====== DATA FOR THE TASK

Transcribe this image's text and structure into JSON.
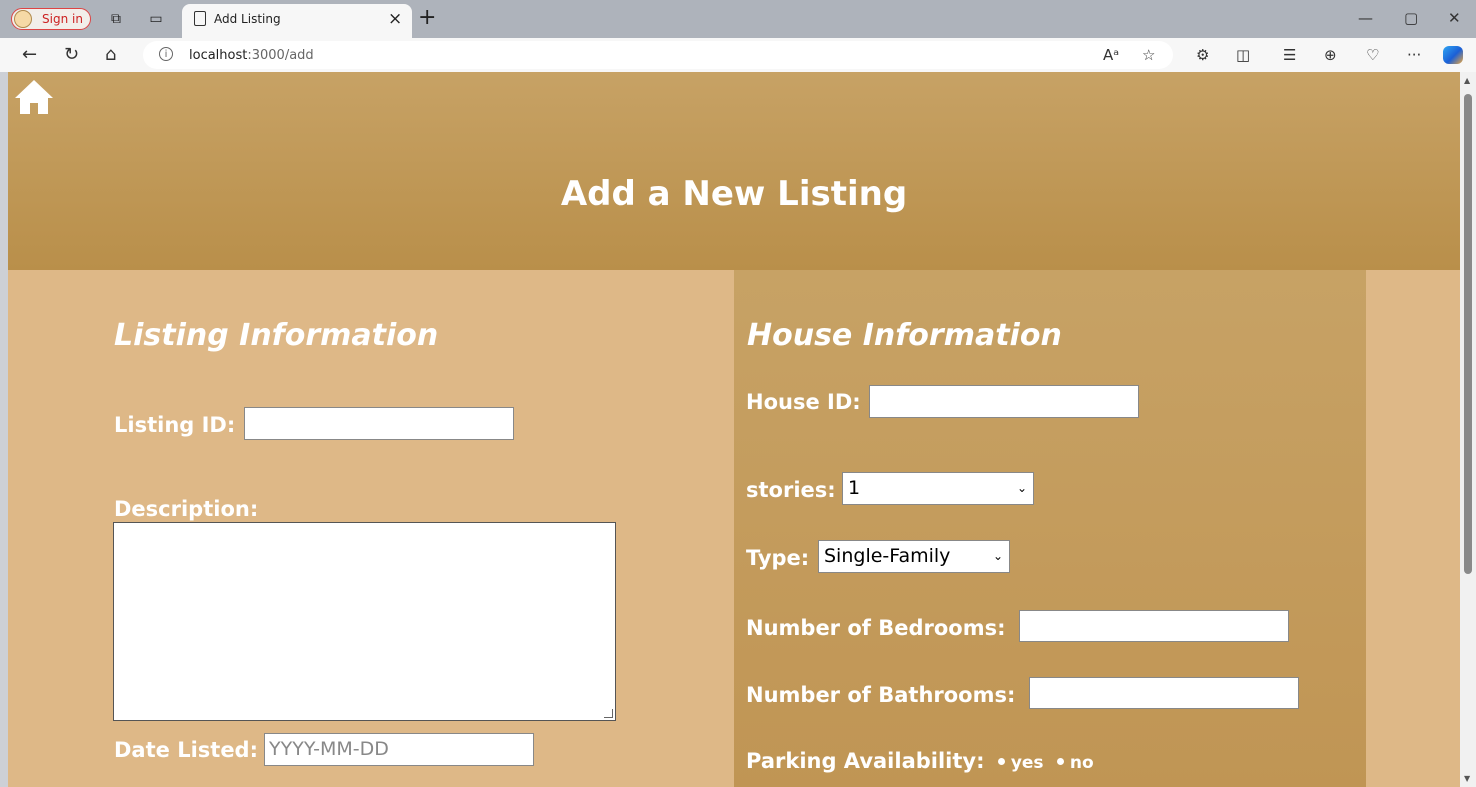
{
  "browser": {
    "signin_label": "Sign in",
    "tab_title": "Add Listing",
    "tab_close": "×",
    "new_tab": "+",
    "url_host": "localhost",
    "url_path": ":3000/add",
    "window": {
      "minimize": "—",
      "restore": "▢",
      "close": "✕"
    },
    "toolbar_icons": [
      "read-aloud-icon",
      "favorite-star-icon",
      "extensions-icon",
      "split-screen-icon",
      "favorites-icon",
      "collections-icon",
      "browser-essentials-icon",
      "more-icon",
      "copilot-icon"
    ]
  },
  "header": {
    "title": "Add a New Listing",
    "home_icon": "home-icon"
  },
  "listing": {
    "section_title": "Listing Information",
    "listing_id_label": "Listing ID:",
    "listing_id_value": "",
    "description_label": "Description:",
    "description_value": "",
    "date_label": "Date Listed:",
    "date_placeholder": "YYYY-MM-DD"
  },
  "house": {
    "section_title": "House Information",
    "house_id_label": "House ID:",
    "house_id_value": "",
    "stories_label": "stories:",
    "stories_selected": "1",
    "type_label": "Type:",
    "type_selected": "Single-Family",
    "bedrooms_label": "Number of Bedrooms:",
    "bathrooms_label": "Number of Bathrooms:",
    "parking_label": "Parking Availability:",
    "parking_yes": "yes",
    "parking_no": "no"
  },
  "colors": {
    "page_bg": "#deb887",
    "header_bg": "#c29a5a",
    "panel_bg": "#c49c5d",
    "text": "#ffffff"
  }
}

============

### DESCRIPTION OF THE TASK:
The material above must be printed exactly, with its pictures left out.

### TASK RESULT:
Transcribe this image's text and structure into JSON.
{
  "browser": {
    "signin_label": "Sign in",
    "tab_title": "Add Listing",
    "tab_close": "×",
    "new_tab": "+",
    "url_host": "localhost",
    "url_path": ":3000/add",
    "window": {
      "minimize": "—",
      "restore": "▢",
      "close": "✕"
    },
    "toolbar_icons": [
      "read-aloud-icon",
      "favorite-star-icon",
      "extensions-icon",
      "split-screen-icon",
      "favorites-icon",
      "collections-icon",
      "browser-essentials-icon",
      "more-icon",
      "copilot-icon"
    ]
  },
  "header": {
    "title": "Add a New Listing",
    "home_icon": "home-icon"
  },
  "listing": {
    "section_title": "Listing Information",
    "listing_id_label": "Listing ID:",
    "listing_id_value": "",
    "description_label": "Description:",
    "description_value": "",
    "date_label": "Date Listed:",
    "date_placeholder": "YYYY-MM-DD"
  },
  "house": {
    "section_title": "House Information",
    "house_id_label": "House ID:",
    "house_id_value": "",
    "stories_label": "stories:",
    "stories_selected": "1",
    "type_label": "Type:",
    "type_selected": "Single-Family",
    "bedrooms_label": "Number of Bedrooms:",
    "bathrooms_label": "Number of Bathrooms:",
    "parking_label": "Parking Availability:",
    "parking_yes": "yes",
    "parking_no": "no"
  },
  "colors": {
    "page_bg": "#deb887",
    "header_bg": "#c29a5a",
    "panel_bg": "#c49c5d",
    "text": "#ffffff"
  }
}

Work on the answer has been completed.